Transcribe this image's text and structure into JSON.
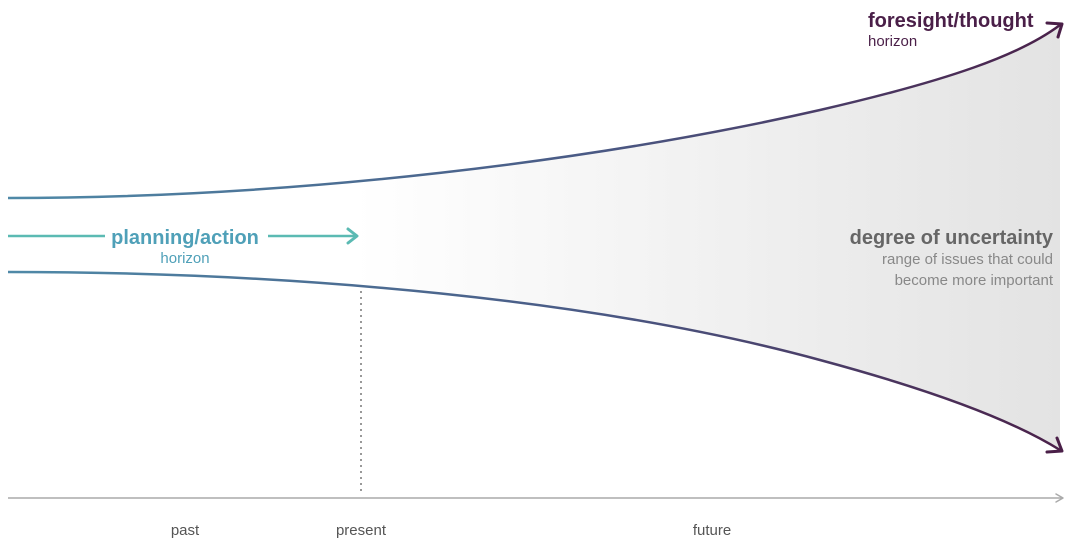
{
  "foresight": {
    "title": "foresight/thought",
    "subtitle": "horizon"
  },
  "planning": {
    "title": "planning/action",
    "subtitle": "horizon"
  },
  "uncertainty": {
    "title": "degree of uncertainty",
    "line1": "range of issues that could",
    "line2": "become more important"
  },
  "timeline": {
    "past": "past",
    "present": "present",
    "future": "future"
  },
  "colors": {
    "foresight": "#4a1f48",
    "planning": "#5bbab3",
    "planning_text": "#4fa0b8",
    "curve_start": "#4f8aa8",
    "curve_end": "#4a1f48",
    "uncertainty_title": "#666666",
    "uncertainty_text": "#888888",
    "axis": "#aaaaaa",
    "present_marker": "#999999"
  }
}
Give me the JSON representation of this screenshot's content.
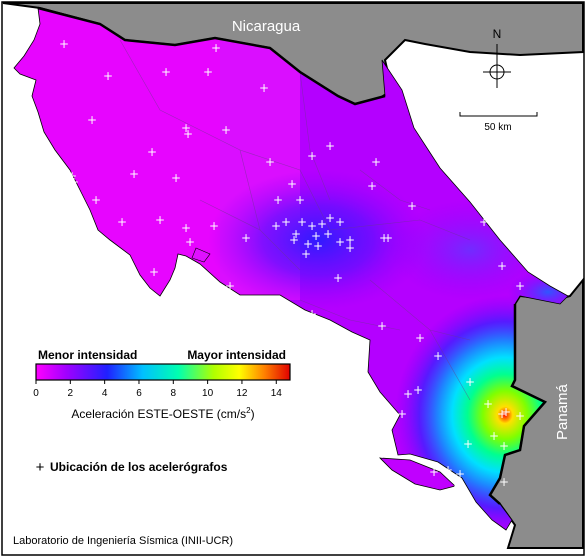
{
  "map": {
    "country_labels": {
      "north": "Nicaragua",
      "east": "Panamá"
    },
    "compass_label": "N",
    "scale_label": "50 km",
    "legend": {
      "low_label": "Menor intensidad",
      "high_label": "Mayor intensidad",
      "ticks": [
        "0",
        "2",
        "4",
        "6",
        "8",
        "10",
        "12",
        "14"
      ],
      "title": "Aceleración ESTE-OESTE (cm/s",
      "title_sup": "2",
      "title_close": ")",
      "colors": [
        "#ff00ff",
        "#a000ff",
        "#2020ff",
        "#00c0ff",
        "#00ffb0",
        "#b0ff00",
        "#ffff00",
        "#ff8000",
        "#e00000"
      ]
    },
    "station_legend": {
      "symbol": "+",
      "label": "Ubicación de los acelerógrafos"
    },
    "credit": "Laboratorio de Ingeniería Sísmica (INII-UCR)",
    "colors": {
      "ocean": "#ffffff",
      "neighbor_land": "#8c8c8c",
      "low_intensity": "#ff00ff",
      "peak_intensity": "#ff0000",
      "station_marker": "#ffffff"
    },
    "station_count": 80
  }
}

SET TASK – Working from the lines above, reproduce the material exactly and exclude its pictures.

TASK RESPONSE –
Transcribe this image's text and structure into JSON.
{
  "foresight": {
    "title": "foresight/thought",
    "subtitle": "horizon"
  },
  "planning": {
    "title": "planning/action",
    "subtitle": "horizon"
  },
  "uncertainty": {
    "title": "degree of uncertainty",
    "line1": "range of issues that could",
    "line2": "become more important"
  },
  "timeline": {
    "past": "past",
    "present": "present",
    "future": "future"
  },
  "colors": {
    "foresight": "#4a1f48",
    "planning": "#5bbab3",
    "planning_text": "#4fa0b8",
    "curve_start": "#4f8aa8",
    "curve_end": "#4a1f48",
    "uncertainty_title": "#666666",
    "uncertainty_text": "#888888",
    "axis": "#aaaaaa",
    "present_marker": "#999999"
  }
}
Give me the JSON representation of this screenshot's content.
{
  "map": {
    "country_labels": {
      "north": "Nicaragua",
      "east": "Panamá"
    },
    "compass_label": "N",
    "scale_label": "50 km",
    "legend": {
      "low_label": "Menor intensidad",
      "high_label": "Mayor intensidad",
      "ticks": [
        "0",
        "2",
        "4",
        "6",
        "8",
        "10",
        "12",
        "14"
      ],
      "title": "Aceleración ESTE-OESTE (cm/s",
      "title_sup": "2",
      "title_close": ")",
      "colors": [
        "#ff00ff",
        "#a000ff",
        "#2020ff",
        "#00c0ff",
        "#00ffb0",
        "#b0ff00",
        "#ffff00",
        "#ff8000",
        "#e00000"
      ]
    },
    "station_legend": {
      "symbol": "+",
      "label": "Ubicación de los acelerógrafos"
    },
    "credit": "Laboratorio de Ingeniería Sísmica (INII-UCR)",
    "colors": {
      "ocean": "#ffffff",
      "neighbor_land": "#8c8c8c",
      "low_intensity": "#ff00ff",
      "peak_intensity": "#ff0000",
      "station_marker": "#ffffff"
    },
    "station_count": 80
  }
}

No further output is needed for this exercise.